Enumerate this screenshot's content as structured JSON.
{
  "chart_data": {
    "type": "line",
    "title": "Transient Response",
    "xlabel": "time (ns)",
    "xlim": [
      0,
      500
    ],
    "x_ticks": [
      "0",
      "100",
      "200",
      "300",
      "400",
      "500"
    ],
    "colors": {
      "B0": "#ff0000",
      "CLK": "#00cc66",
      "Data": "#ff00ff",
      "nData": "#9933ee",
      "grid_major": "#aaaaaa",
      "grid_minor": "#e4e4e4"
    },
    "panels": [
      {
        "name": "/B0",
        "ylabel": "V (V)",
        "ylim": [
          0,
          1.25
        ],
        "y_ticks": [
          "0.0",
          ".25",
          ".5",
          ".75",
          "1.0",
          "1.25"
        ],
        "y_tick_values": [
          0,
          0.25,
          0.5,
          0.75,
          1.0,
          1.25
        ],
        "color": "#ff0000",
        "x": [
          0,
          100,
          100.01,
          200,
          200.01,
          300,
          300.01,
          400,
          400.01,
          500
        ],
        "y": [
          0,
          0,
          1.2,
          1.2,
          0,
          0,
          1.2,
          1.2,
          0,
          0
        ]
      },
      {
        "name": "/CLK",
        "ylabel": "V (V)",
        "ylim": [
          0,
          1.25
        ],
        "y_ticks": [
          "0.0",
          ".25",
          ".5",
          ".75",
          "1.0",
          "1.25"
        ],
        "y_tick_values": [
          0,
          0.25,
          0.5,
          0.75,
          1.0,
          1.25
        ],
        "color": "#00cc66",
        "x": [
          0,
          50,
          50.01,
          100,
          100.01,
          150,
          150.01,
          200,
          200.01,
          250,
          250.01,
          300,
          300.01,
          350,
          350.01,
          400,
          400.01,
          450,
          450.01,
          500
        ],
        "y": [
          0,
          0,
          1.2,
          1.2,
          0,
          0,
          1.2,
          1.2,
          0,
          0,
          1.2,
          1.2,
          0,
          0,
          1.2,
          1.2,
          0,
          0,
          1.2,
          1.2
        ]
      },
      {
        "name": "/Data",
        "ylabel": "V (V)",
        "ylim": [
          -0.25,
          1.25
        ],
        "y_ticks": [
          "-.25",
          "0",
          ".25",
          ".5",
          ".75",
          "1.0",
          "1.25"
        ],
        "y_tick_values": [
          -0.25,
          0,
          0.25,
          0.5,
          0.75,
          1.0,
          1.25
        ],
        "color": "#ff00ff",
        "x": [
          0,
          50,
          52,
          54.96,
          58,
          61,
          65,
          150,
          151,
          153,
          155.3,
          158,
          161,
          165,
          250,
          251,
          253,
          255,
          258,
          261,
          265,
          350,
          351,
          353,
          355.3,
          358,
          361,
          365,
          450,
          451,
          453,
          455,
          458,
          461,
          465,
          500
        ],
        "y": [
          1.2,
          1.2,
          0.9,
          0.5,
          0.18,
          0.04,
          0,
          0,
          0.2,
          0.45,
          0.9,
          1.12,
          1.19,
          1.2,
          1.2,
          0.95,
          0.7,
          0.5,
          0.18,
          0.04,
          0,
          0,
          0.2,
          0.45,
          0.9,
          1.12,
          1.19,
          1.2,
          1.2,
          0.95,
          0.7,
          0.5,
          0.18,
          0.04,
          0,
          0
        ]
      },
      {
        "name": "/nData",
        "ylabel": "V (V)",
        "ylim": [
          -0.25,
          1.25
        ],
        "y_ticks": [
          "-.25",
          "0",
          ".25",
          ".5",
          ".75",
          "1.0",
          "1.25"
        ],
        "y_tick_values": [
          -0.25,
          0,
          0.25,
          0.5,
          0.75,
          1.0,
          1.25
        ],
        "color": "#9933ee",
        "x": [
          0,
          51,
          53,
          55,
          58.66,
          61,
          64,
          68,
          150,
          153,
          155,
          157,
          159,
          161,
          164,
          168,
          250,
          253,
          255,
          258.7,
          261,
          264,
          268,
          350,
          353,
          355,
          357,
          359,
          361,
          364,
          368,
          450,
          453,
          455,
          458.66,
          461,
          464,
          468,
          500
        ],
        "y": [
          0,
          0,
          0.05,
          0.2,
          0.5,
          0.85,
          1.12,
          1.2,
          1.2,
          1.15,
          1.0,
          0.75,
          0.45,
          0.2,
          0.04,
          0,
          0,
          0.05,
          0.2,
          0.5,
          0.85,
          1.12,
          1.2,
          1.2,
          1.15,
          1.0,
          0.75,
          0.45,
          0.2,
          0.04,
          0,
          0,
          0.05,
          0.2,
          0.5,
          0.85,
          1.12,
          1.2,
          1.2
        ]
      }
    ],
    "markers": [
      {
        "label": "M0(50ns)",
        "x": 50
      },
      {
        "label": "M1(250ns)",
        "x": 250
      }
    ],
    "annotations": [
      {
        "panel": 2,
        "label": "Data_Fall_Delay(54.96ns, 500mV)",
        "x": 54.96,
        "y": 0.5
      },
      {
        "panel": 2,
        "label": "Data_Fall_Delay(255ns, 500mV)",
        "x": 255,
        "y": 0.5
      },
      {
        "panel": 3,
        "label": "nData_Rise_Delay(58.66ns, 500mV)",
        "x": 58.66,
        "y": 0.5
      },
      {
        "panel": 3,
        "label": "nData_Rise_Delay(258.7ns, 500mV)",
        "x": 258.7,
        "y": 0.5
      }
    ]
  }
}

Exercise description - Return the lines above exactly, keeping every word.

Answer -
Enumerate this screenshot's content as structured JSON.
{
  "chart_data": {
    "type": "line",
    "title": "Transient Response",
    "xlabel": "time (ns)",
    "xlim": [
      0,
      500
    ],
    "x_ticks": [
      "0",
      "100",
      "200",
      "300",
      "400",
      "500"
    ],
    "colors": {
      "B0": "#ff0000",
      "CLK": "#00cc66",
      "Data": "#ff00ff",
      "nData": "#9933ee",
      "grid_major": "#aaaaaa",
      "grid_minor": "#e4e4e4"
    },
    "panels": [
      {
        "name": "/B0",
        "ylabel": "V (V)",
        "ylim": [
          0,
          1.25
        ],
        "y_ticks": [
          "0.0",
          ".25",
          ".5",
          ".75",
          "1.0",
          "1.25"
        ],
        "y_tick_values": [
          0,
          0.25,
          0.5,
          0.75,
          1.0,
          1.25
        ],
        "color": "#ff0000",
        "x": [
          0,
          100,
          100.01,
          200,
          200.01,
          300,
          300.01,
          400,
          400.01,
          500
        ],
        "y": [
          0,
          0,
          1.2,
          1.2,
          0,
          0,
          1.2,
          1.2,
          0,
          0
        ]
      },
      {
        "name": "/CLK",
        "ylabel": "V (V)",
        "ylim": [
          0,
          1.25
        ],
        "y_ticks": [
          "0.0",
          ".25",
          ".5",
          ".75",
          "1.0",
          "1.25"
        ],
        "y_tick_values": [
          0,
          0.25,
          0.5,
          0.75,
          1.0,
          1.25
        ],
        "color": "#00cc66",
        "x": [
          0,
          50,
          50.01,
          100,
          100.01,
          150,
          150.01,
          200,
          200.01,
          250,
          250.01,
          300,
          300.01,
          350,
          350.01,
          400,
          400.01,
          450,
          450.01,
          500
        ],
        "y": [
          0,
          0,
          1.2,
          1.2,
          0,
          0,
          1.2,
          1.2,
          0,
          0,
          1.2,
          1.2,
          0,
          0,
          1.2,
          1.2,
          0,
          0,
          1.2,
          1.2
        ]
      },
      {
        "name": "/Data",
        "ylabel": "V (V)",
        "ylim": [
          -0.25,
          1.25
        ],
        "y_ticks": [
          "-.25",
          "0",
          ".25",
          ".5",
          ".75",
          "1.0",
          "1.25"
        ],
        "y_tick_values": [
          -0.25,
          0,
          0.25,
          0.5,
          0.75,
          1.0,
          1.25
        ],
        "color": "#ff00ff",
        "x": [
          0,
          50,
          52,
          54.96,
          58,
          61,
          65,
          150,
          151,
          153,
          155.3,
          158,
          161,
          165,
          250,
          251,
          253,
          255,
          258,
          261,
          265,
          350,
          351,
          353,
          355.3,
          358,
          361,
          365,
          450,
          451,
          453,
          455,
          458,
          461,
          465,
          500
        ],
        "y": [
          1.2,
          1.2,
          0.9,
          0.5,
          0.18,
          0.04,
          0,
          0,
          0.2,
          0.45,
          0.9,
          1.12,
          1.19,
          1.2,
          1.2,
          0.95,
          0.7,
          0.5,
          0.18,
          0.04,
          0,
          0,
          0.2,
          0.45,
          0.9,
          1.12,
          1.19,
          1.2,
          1.2,
          0.95,
          0.7,
          0.5,
          0.18,
          0.04,
          0,
          0
        ]
      },
      {
        "name": "/nData",
        "ylabel": "V (V)",
        "ylim": [
          -0.25,
          1.25
        ],
        "y_ticks": [
          "-.25",
          "0",
          ".25",
          ".5",
          ".75",
          "1.0",
          "1.25"
        ],
        "y_tick_values": [
          -0.25,
          0,
          0.25,
          0.5,
          0.75,
          1.0,
          1.25
        ],
        "color": "#9933ee",
        "x": [
          0,
          51,
          53,
          55,
          58.66,
          61,
          64,
          68,
          150,
          153,
          155,
          157,
          159,
          161,
          164,
          168,
          250,
          253,
          255,
          258.7,
          261,
          264,
          268,
          350,
          353,
          355,
          357,
          359,
          361,
          364,
          368,
          450,
          453,
          455,
          458.66,
          461,
          464,
          468,
          500
        ],
        "y": [
          0,
          0,
          0.05,
          0.2,
          0.5,
          0.85,
          1.12,
          1.2,
          1.2,
          1.15,
          1.0,
          0.75,
          0.45,
          0.2,
          0.04,
          0,
          0,
          0.05,
          0.2,
          0.5,
          0.85,
          1.12,
          1.2,
          1.2,
          1.15,
          1.0,
          0.75,
          0.45,
          0.2,
          0.04,
          0,
          0,
          0.05,
          0.2,
          0.5,
          0.85,
          1.12,
          1.2,
          1.2
        ]
      }
    ],
    "markers": [
      {
        "label": "M0(50ns)",
        "x": 50
      },
      {
        "label": "M1(250ns)",
        "x": 250
      }
    ],
    "annotations": [
      {
        "panel": 2,
        "label": "Data_Fall_Delay(54.96ns, 500mV)",
        "x": 54.96,
        "y": 0.5
      },
      {
        "panel": 2,
        "label": "Data_Fall_Delay(255ns, 500mV)",
        "x": 255,
        "y": 0.5
      },
      {
        "panel": 3,
        "label": "nData_Rise_Delay(58.66ns, 500mV)",
        "x": 58.66,
        "y": 0.5
      },
      {
        "panel": 3,
        "label": "nData_Rise_Delay(258.7ns, 500mV)",
        "x": 258.7,
        "y": 0.5
      }
    ]
  }
}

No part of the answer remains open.